§ Records for this exercise:
-------

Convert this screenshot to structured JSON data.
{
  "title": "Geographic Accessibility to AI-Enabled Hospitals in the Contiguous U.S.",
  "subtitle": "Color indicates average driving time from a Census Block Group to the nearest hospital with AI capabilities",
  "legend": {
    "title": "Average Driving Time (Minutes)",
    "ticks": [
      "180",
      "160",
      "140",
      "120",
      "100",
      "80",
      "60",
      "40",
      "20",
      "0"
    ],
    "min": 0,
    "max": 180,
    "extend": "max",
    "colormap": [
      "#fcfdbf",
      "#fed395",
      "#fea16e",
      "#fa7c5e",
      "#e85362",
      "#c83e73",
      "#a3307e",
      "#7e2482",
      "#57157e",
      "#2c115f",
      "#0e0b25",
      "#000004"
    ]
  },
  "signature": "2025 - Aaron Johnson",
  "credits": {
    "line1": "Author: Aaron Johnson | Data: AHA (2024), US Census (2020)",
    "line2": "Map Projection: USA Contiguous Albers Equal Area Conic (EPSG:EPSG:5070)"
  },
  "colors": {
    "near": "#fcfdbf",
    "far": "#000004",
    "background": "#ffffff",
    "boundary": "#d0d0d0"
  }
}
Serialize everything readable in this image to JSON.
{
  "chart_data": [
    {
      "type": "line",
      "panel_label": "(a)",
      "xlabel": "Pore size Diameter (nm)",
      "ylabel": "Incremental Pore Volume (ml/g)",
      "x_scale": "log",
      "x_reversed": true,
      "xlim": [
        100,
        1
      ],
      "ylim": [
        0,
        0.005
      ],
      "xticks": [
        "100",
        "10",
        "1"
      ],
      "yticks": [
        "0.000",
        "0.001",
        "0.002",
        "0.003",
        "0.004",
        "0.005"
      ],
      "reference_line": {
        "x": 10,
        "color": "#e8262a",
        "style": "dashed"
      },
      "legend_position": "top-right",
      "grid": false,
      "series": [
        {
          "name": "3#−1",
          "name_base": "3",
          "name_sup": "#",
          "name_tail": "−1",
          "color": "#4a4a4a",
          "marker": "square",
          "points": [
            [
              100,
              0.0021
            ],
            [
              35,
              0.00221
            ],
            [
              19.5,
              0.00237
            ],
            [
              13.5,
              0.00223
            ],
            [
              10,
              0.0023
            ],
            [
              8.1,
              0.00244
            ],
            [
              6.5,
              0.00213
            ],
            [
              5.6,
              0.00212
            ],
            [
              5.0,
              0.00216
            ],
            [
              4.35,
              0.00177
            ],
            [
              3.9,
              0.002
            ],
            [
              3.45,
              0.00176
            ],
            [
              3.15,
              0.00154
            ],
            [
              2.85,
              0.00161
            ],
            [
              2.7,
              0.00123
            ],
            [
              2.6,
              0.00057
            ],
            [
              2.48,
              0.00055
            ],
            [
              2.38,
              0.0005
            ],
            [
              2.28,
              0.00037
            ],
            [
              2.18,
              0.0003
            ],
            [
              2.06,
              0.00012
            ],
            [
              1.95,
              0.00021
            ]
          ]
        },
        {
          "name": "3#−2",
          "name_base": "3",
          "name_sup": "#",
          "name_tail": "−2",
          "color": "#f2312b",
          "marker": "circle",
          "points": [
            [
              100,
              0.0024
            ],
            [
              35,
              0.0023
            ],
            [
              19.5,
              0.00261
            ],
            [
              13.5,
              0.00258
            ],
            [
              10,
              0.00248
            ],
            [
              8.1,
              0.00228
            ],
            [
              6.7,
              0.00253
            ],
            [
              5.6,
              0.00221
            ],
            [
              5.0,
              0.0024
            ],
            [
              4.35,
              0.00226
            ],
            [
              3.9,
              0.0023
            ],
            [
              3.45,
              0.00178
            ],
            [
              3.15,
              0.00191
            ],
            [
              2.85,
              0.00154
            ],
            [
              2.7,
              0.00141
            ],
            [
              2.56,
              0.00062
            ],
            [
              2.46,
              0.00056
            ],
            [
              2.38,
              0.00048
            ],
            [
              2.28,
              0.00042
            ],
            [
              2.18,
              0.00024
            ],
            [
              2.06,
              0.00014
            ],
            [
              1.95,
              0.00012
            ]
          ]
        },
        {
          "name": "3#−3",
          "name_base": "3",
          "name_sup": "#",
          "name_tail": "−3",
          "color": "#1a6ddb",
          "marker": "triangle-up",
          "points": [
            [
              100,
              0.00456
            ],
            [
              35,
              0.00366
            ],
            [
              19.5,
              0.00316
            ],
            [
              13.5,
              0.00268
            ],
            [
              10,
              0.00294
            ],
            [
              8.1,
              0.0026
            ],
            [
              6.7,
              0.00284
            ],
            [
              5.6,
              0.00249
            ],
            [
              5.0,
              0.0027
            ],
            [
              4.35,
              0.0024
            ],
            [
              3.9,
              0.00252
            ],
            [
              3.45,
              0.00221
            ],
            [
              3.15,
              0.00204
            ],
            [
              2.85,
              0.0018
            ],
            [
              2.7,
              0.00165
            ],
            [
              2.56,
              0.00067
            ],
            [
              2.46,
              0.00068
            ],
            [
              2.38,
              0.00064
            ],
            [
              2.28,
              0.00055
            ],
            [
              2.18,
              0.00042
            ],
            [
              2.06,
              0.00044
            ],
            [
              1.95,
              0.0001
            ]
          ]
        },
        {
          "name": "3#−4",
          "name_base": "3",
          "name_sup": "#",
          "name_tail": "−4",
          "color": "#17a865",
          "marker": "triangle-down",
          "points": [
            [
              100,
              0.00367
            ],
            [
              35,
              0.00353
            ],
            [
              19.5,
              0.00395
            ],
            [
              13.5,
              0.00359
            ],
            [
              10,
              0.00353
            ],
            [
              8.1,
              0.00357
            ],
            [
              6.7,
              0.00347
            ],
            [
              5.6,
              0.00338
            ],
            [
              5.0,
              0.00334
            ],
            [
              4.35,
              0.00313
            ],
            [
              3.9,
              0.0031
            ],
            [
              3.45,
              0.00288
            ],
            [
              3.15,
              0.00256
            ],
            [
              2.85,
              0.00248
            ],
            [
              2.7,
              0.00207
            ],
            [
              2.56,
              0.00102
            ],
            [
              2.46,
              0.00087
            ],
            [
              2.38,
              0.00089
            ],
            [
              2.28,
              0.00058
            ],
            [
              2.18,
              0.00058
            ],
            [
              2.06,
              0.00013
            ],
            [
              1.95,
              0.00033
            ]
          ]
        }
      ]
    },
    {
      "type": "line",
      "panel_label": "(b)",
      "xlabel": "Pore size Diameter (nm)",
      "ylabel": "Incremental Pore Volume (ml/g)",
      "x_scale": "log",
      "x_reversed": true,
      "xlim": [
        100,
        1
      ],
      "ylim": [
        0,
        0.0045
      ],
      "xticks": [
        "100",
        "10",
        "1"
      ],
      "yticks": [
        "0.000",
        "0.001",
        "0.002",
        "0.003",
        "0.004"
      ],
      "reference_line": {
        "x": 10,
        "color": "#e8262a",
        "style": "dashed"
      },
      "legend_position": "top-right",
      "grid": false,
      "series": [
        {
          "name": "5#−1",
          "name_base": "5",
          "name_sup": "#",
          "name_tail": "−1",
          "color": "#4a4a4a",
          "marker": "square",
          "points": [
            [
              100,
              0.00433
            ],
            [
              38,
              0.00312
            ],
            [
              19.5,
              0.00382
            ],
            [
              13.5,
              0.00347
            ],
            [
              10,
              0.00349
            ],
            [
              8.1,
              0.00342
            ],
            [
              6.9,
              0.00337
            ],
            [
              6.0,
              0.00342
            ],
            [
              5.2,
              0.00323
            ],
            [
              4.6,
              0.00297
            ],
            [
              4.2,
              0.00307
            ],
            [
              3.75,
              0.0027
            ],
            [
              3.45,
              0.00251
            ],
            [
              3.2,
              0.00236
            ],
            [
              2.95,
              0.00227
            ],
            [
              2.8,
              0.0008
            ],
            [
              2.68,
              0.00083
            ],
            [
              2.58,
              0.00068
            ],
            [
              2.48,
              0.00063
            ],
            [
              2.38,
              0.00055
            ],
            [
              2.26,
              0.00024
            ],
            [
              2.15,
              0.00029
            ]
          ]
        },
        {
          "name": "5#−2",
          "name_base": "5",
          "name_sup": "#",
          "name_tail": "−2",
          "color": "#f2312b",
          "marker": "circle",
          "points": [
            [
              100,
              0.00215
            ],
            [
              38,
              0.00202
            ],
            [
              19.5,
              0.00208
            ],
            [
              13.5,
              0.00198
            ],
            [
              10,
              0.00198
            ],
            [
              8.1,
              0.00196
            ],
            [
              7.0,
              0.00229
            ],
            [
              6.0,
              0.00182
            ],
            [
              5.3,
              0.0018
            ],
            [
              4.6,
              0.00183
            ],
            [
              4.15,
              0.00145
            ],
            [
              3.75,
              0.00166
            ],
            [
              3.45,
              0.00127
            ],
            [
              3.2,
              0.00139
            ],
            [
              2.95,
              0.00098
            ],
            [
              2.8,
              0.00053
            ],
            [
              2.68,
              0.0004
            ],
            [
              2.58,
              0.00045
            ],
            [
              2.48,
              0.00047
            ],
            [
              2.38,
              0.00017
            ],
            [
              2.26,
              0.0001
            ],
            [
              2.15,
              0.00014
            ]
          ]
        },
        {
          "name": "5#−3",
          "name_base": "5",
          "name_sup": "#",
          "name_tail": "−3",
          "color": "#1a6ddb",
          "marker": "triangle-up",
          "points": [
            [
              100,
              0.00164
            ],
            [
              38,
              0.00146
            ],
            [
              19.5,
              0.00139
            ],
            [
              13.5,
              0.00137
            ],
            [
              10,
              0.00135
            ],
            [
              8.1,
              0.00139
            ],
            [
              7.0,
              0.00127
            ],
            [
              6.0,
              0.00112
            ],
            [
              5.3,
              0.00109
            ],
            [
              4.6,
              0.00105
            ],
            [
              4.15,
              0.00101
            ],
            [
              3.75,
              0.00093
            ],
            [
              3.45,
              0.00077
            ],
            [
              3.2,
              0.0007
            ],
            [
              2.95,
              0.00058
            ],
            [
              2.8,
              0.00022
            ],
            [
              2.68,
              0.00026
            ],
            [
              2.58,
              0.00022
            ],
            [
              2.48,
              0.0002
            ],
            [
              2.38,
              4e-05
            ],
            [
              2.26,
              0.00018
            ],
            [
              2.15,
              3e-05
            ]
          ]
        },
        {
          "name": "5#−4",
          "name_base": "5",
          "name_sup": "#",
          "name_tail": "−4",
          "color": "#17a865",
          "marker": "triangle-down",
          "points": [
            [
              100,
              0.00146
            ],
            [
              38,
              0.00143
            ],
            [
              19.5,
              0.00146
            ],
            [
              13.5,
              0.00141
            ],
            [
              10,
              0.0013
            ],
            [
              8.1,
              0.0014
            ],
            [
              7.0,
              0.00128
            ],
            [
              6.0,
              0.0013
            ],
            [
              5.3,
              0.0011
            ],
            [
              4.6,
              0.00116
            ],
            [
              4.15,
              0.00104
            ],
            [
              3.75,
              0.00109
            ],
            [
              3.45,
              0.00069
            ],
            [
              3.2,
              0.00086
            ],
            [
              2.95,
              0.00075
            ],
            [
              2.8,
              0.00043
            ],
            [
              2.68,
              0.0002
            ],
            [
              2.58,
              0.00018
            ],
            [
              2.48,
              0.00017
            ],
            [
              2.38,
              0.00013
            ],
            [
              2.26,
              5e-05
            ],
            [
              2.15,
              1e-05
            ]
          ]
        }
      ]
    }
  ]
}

-------

From the material above, gather all lines that include the string "Aaron" and copy them.

§ Full answer:
  "signature": "2025 - Aaron Johnson",
    "line1": "Author: Aaron Johnson | Data: AHA (2024), US Census (2020)",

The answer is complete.